Problem: Your task is to tally the lines of the listing containing the word "photo" and report the figure alone.

Stored data
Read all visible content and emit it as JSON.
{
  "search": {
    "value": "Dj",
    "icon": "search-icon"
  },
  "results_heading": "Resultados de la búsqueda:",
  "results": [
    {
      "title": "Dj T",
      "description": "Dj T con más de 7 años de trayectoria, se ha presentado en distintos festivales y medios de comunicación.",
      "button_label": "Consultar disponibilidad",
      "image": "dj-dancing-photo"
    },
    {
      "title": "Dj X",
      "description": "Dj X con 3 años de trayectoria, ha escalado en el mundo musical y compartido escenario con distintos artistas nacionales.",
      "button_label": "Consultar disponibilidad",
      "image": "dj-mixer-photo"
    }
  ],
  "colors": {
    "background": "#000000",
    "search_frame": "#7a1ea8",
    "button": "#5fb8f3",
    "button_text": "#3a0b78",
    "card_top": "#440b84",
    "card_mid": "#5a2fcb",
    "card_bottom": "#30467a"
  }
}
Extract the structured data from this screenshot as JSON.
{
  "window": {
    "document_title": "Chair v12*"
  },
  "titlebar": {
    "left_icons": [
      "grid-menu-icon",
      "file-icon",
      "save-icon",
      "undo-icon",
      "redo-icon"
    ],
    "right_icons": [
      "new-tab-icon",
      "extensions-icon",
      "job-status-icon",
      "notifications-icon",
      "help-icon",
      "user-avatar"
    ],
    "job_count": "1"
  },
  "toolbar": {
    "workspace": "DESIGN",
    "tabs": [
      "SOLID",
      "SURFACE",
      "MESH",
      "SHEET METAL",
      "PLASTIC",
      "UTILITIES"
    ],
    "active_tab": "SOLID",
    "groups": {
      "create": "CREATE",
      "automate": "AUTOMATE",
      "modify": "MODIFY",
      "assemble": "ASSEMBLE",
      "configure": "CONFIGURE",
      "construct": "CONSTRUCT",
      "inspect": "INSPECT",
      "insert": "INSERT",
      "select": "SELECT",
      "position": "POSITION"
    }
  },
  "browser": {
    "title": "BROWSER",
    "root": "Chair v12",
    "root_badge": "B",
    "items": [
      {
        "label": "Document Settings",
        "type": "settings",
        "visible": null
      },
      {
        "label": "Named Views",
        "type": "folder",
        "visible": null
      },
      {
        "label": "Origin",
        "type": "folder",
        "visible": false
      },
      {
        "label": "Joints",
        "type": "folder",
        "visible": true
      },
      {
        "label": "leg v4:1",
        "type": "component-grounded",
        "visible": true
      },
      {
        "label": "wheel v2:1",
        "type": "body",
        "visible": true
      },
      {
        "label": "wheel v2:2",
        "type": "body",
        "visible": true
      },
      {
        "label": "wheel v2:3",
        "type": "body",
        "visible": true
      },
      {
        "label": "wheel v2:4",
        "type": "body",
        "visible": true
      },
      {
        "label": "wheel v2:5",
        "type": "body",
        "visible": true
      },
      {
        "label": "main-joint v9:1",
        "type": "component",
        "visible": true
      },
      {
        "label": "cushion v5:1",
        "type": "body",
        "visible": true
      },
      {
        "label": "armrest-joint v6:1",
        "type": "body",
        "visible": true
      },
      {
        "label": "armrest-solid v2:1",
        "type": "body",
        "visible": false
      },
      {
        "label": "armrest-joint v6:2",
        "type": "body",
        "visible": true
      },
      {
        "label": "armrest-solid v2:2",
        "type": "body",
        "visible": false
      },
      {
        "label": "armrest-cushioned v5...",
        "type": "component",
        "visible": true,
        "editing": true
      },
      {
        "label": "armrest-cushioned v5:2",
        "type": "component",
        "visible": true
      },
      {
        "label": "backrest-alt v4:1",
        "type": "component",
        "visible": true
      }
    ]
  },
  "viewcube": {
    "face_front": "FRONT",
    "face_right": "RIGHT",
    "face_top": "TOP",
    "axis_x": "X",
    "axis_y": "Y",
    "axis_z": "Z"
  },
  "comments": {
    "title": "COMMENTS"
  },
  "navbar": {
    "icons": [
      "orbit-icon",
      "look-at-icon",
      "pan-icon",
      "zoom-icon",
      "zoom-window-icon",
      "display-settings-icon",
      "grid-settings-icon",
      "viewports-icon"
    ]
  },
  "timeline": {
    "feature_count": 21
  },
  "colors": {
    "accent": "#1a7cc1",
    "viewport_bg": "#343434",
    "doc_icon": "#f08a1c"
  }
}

Answer below: 2